--- BEGIN Stored records ---

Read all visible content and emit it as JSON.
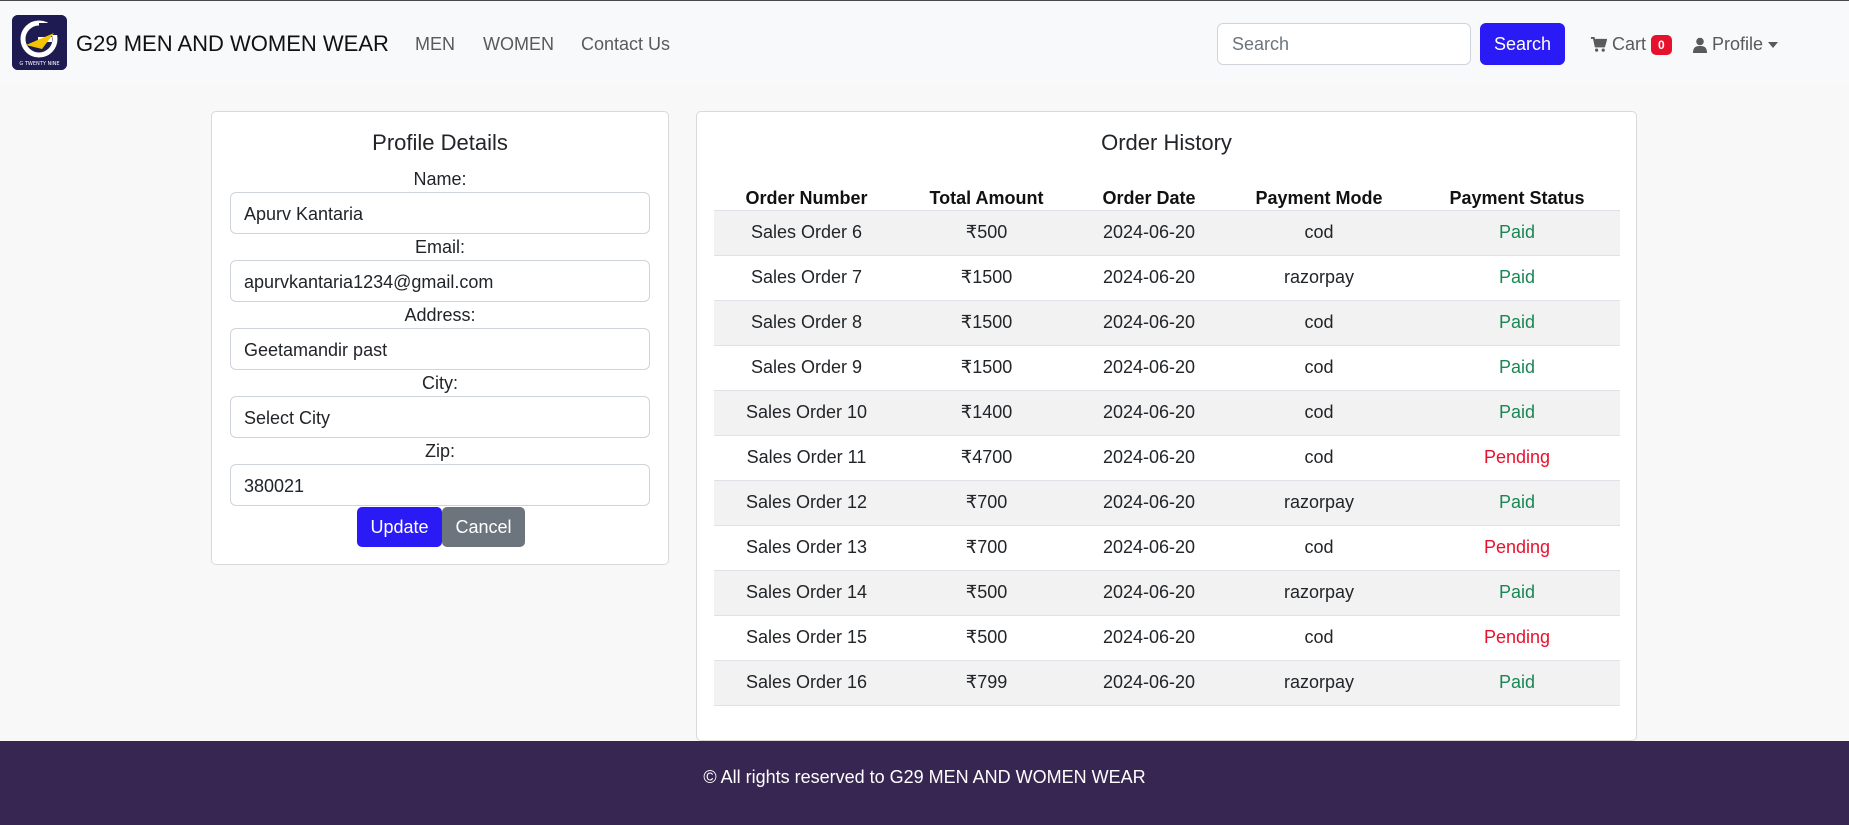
{
  "brand": {
    "name": "G29 MEN AND WOMEN WEAR",
    "logo_text": "G TWENTY NINE"
  },
  "nav": [
    {
      "label": "MEN"
    },
    {
      "label": "WOMEN"
    },
    {
      "label": "Contact Us"
    }
  ],
  "search": {
    "placeholder": "Search",
    "button_label": "Search"
  },
  "cart": {
    "label": "Cart",
    "count": "0"
  },
  "profile_menu": {
    "label": "Profile"
  },
  "profile_details": {
    "title": "Profile Details",
    "fields": [
      {
        "label": "Name:",
        "value": "Apurv Kantaria"
      },
      {
        "label": "Email:",
        "value": "apurvkantaria1234@gmail.com"
      },
      {
        "label": "Address:",
        "value": "Geetamandir past"
      },
      {
        "label": "City:",
        "value": "Select City"
      },
      {
        "label": "Zip:",
        "value": "380021"
      }
    ],
    "update_label": "Update",
    "cancel_label": "Cancel"
  },
  "order_history": {
    "title": "Order History",
    "columns": [
      "Order Number",
      "Total Amount",
      "Order Date",
      "Payment Mode",
      "Payment Status"
    ],
    "rows": [
      {
        "number": "Sales Order 6",
        "amount": "₹500",
        "date": "2024-06-20",
        "mode": "cod",
        "status": "Paid"
      },
      {
        "number": "Sales Order 7",
        "amount": "₹1500",
        "date": "2024-06-20",
        "mode": "razorpay",
        "status": "Paid"
      },
      {
        "number": "Sales Order 8",
        "amount": "₹1500",
        "date": "2024-06-20",
        "mode": "cod",
        "status": "Paid"
      },
      {
        "number": "Sales Order 9",
        "amount": "₹1500",
        "date": "2024-06-20",
        "mode": "cod",
        "status": "Paid"
      },
      {
        "number": "Sales Order 10",
        "amount": "₹1400",
        "date": "2024-06-20",
        "mode": "cod",
        "status": "Paid"
      },
      {
        "number": "Sales Order 11",
        "amount": "₹4700",
        "date": "2024-06-20",
        "mode": "cod",
        "status": "Pending"
      },
      {
        "number": "Sales Order 12",
        "amount": "₹700",
        "date": "2024-06-20",
        "mode": "razorpay",
        "status": "Paid"
      },
      {
        "number": "Sales Order 13",
        "amount": "₹700",
        "date": "2024-06-20",
        "mode": "cod",
        "status": "Pending"
      },
      {
        "number": "Sales Order 14",
        "amount": "₹500",
        "date": "2024-06-20",
        "mode": "razorpay",
        "status": "Paid"
      },
      {
        "number": "Sales Order 15",
        "amount": "₹500",
        "date": "2024-06-20",
        "mode": "cod",
        "status": "Pending"
      },
      {
        "number": "Sales Order 16",
        "amount": "₹799",
        "date": "2024-06-20",
        "mode": "razorpay",
        "status": "Paid"
      }
    ]
  },
  "footer": {
    "text": "© All rights reserved to G29 MEN AND WOMEN WEAR"
  },
  "colors": {
    "primary": "#2a1af5",
    "secondary": "#6c757d",
    "footer_bg": "#372651",
    "paid": "#198754",
    "pending": "#e8112d",
    "badge": "#e8112d"
  }
}
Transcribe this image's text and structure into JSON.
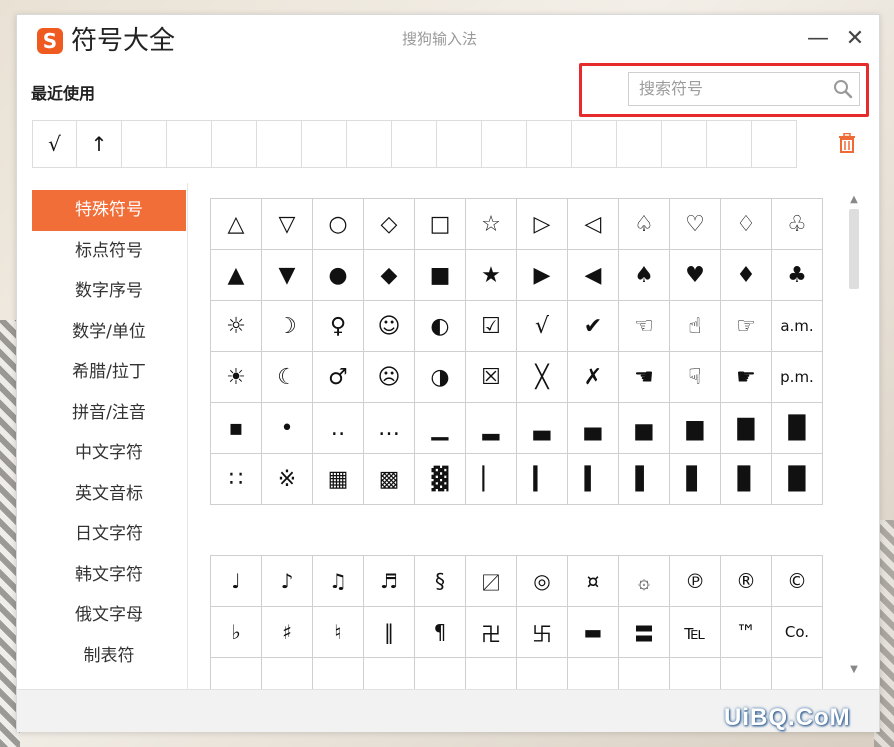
{
  "window": {
    "logo_glyph": "S",
    "title": "符号大全",
    "ime_name": "搜狗输入法",
    "minimize_glyph": "—",
    "close_glyph": "✕"
  },
  "recent": {
    "label": "最近使用",
    "symbols": [
      "√",
      "↑",
      "",
      "",
      "",
      "",
      "",
      "",
      "",
      "",
      "",
      "",
      "",
      "",
      "",
      "",
      ""
    ]
  },
  "search": {
    "placeholder": "搜索符号",
    "value": "",
    "highlight_color": "#e52b2b"
  },
  "sidebar": {
    "accent_color": "#f26e38",
    "items": [
      {
        "label": "特殊符号",
        "active": true
      },
      {
        "label": "标点符号"
      },
      {
        "label": "数字序号"
      },
      {
        "label": "数学/单位"
      },
      {
        "label": "希腊/拉丁"
      },
      {
        "label": "拼音/注音"
      },
      {
        "label": "中文字符"
      },
      {
        "label": "英文音标"
      },
      {
        "label": "日文字符"
      },
      {
        "label": "韩文字符"
      },
      {
        "label": "俄文字母"
      },
      {
        "label": "制表符"
      }
    ]
  },
  "grid1": [
    [
      "△",
      "▽",
      "○",
      "◇",
      "□",
      "☆",
      "▷",
      "◁",
      "♤",
      "♡",
      "♢",
      "♧"
    ],
    [
      "▲",
      "▼",
      "●",
      "◆",
      "■",
      "★",
      "▶",
      "◀",
      "♠",
      "♥",
      "♦",
      "♣"
    ],
    [
      "☼",
      "☽",
      "♀",
      "☺",
      "◐",
      "☑",
      "√",
      "✔",
      "☜",
      "☝",
      "☞",
      "a.m."
    ],
    [
      "☀",
      "☾",
      "♂",
      "☹",
      "◑",
      "☒",
      "╳",
      "✗",
      "☚",
      "☟",
      "☛",
      "p.m."
    ],
    [
      "▪",
      "•",
      "‥",
      "…",
      "▁",
      "▂",
      "▃",
      "▄",
      "▅",
      "▆",
      "▇",
      "█"
    ],
    [
      "∷",
      "※",
      "▦",
      "▩",
      "▓",
      "▏",
      "▎",
      "▍",
      "▌",
      "▋",
      "▊",
      "█"
    ]
  ],
  "grid2": [
    [
      "♩",
      "♪",
      "♫",
      "♬",
      "§",
      "〼",
      "◎",
      "¤",
      "۞",
      "℗",
      "®",
      "©"
    ],
    [
      "♭",
      "♯",
      "♮",
      "‖",
      "¶",
      "卍",
      "卐",
      "▬",
      "〓",
      "℡",
      "™",
      "Co."
    ],
    [
      "",
      "",
      "",
      "",
      "",
      "",
      "",
      "",
      "",
      "",
      "",
      ""
    ]
  ],
  "watermark": "UiBQ.CoM"
}
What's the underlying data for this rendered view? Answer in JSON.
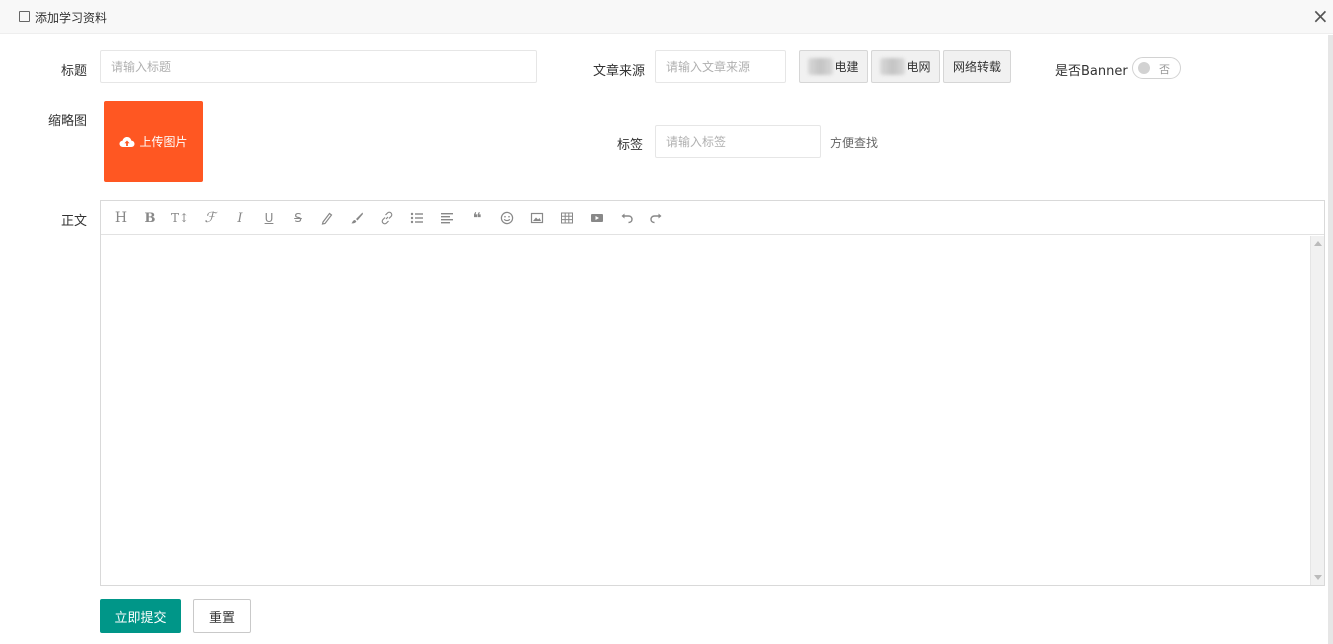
{
  "dialog": {
    "title": "添加学习资料",
    "close_icon": "close-icon",
    "close_glyph": "×"
  },
  "form": {
    "title_label": "标题",
    "title_placeholder": "请输入标题",
    "source_label": "文章来源",
    "source_placeholder": "请输入文章来源",
    "source_buttons": [
      {
        "label": "电建",
        "redacted": true
      },
      {
        "label": "电网",
        "redacted": true
      },
      {
        "label": "网络转载",
        "redacted": false
      }
    ],
    "banner_label": "是否Banner",
    "banner_switch_text": "否",
    "banner_value": false,
    "thumbnail_label": "缩略图",
    "upload_label": "上传图片",
    "upload_icon": "cloud-upload-icon",
    "tag_label": "标签",
    "tag_placeholder": "请输入标签",
    "tag_hint": "方便查找",
    "body_label": "正文"
  },
  "editor": {
    "toolbar": [
      "heading-icon",
      "bold-icon",
      "font-size-icon",
      "font-family-icon",
      "italic-icon",
      "underline-icon",
      "strikethrough-icon",
      "font-color-icon",
      "background-color-icon",
      "link-icon",
      "list-icon",
      "justify-icon",
      "quote-icon",
      "emoticon-icon",
      "image-icon",
      "table-icon",
      "video-icon",
      "undo-icon",
      "redo-icon"
    ],
    "content": ""
  },
  "actions": {
    "submit_label": "立即提交",
    "reset_label": "重置"
  },
  "colors": {
    "upload_button": "#ff5722",
    "submit_button": "#009688",
    "switch_off": "#d2d2d2"
  }
}
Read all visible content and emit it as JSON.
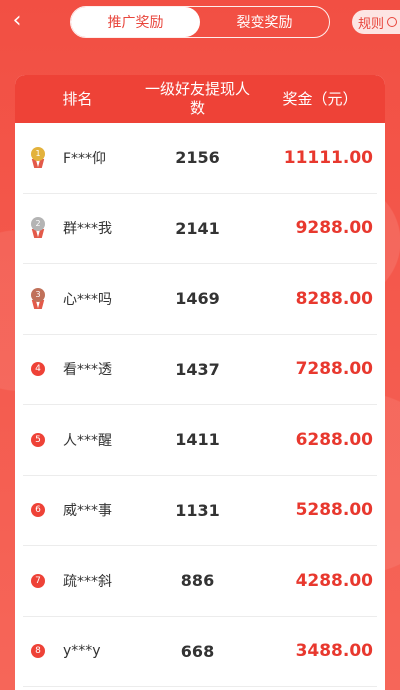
{
  "header": {
    "back_glyph": "‹",
    "tabs": [
      {
        "label": "推广奖励",
        "active": true
      },
      {
        "label": "裂变奖励",
        "active": false
      }
    ],
    "rules_label": "规则"
  },
  "table": {
    "columns": [
      "排名",
      "一级好友提现人数",
      "奖金（元）"
    ],
    "rows": [
      {
        "rank": "1",
        "name": "F***仰",
        "count": "2156",
        "bonus": "11111.00"
      },
      {
        "rank": "2",
        "name": "群***我",
        "count": "2141",
        "bonus": "9288.00"
      },
      {
        "rank": "3",
        "name": "心***吗",
        "count": "1469",
        "bonus": "8288.00"
      },
      {
        "rank": "4",
        "name": "看***透",
        "count": "1437",
        "bonus": "7288.00"
      },
      {
        "rank": "5",
        "name": "人***醒",
        "count": "1411",
        "bonus": "6288.00"
      },
      {
        "rank": "6",
        "name": "威***事",
        "count": "1131",
        "bonus": "5288.00"
      },
      {
        "rank": "7",
        "name": "疏***斜",
        "count": "886",
        "bonus": "4288.00"
      },
      {
        "rank": "8",
        "name": "y***y",
        "count": "668",
        "bonus": "3488.00"
      }
    ]
  },
  "colors": {
    "accent": "#ee4237",
    "gold": "#e3b23c",
    "silver": "#b4b4b4",
    "bronze": "#c0715a"
  }
}
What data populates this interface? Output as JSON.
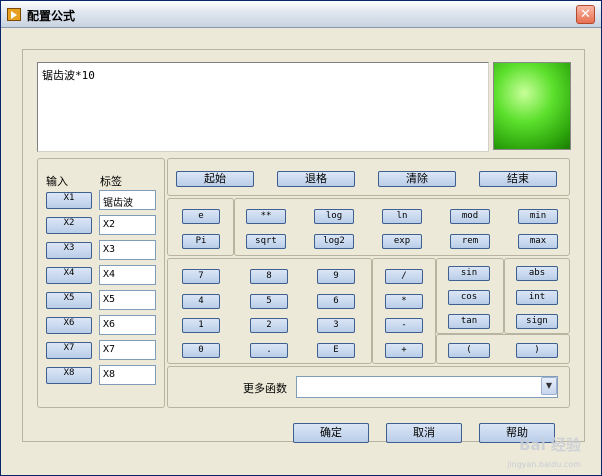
{
  "window": {
    "title": "配置公式",
    "close_label": "✕"
  },
  "formula": {
    "text": "锯齿波*10"
  },
  "indicator": {
    "color": "#3fd01a"
  },
  "inputs": {
    "header_input": "输入",
    "header_label": "标签",
    "rows": [
      {
        "btn": "X1",
        "label": "锯齿波"
      },
      {
        "btn": "X2",
        "label": "X2"
      },
      {
        "btn": "X3",
        "label": "X3"
      },
      {
        "btn": "X4",
        "label": "X4"
      },
      {
        "btn": "X5",
        "label": "X5"
      },
      {
        "btn": "X6",
        "label": "X6"
      },
      {
        "btn": "X7",
        "label": "X7"
      },
      {
        "btn": "X8",
        "label": "X8"
      }
    ]
  },
  "controls": {
    "start": "起始",
    "backspace": "退格",
    "clear": "清除",
    "end": "结束"
  },
  "constants": {
    "e": "e",
    "pi": "Pi"
  },
  "functions": {
    "pow": "**",
    "log": "log",
    "ln": "ln",
    "mod": "mod",
    "min": "min",
    "sqrt": "sqrt",
    "log2": "log2",
    "exp": "exp",
    "rem": "rem",
    "max": "max"
  },
  "digits": {
    "d7": "7",
    "d8": "8",
    "d9": "9",
    "d4": "4",
    "d5": "5",
    "d6": "6",
    "d1": "1",
    "d2": "2",
    "d3": "3",
    "d0": "0",
    "dot": ".",
    "exp_e": "E"
  },
  "operators": {
    "div": "/",
    "mul": "*",
    "sub": "-",
    "add": "+"
  },
  "trig": {
    "sin": "sin",
    "cos": "cos",
    "tan": "tan"
  },
  "misc": {
    "abs": "abs",
    "int": "int",
    "sign": "sign",
    "lparen": "(",
    "rparen": ")"
  },
  "more": {
    "label": "更多函数",
    "value": ""
  },
  "dialog": {
    "ok": "确定",
    "cancel": "取消",
    "help": "帮助"
  },
  "watermark": {
    "text": "Bai 经验",
    "sub": "jingyan.baidu.com"
  }
}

--- END Stored records ---

[Stated task]
Using the records above, copy each line that contains "Sales".

[Exercise output]
        "number": "Sales Order 6",
        "number": "Sales Order 7",
        "number": "Sales Order 8",
        "number": "Sales Order 9",
        "number": "Sales Order 10",
        "number": "Sales Order 11",
        "number": "Sales Order 12",
        "number": "Sales Order 13",
        "number": "Sales Order 14",
        "number": "Sales Order 15",
        "number": "Sales Order 16",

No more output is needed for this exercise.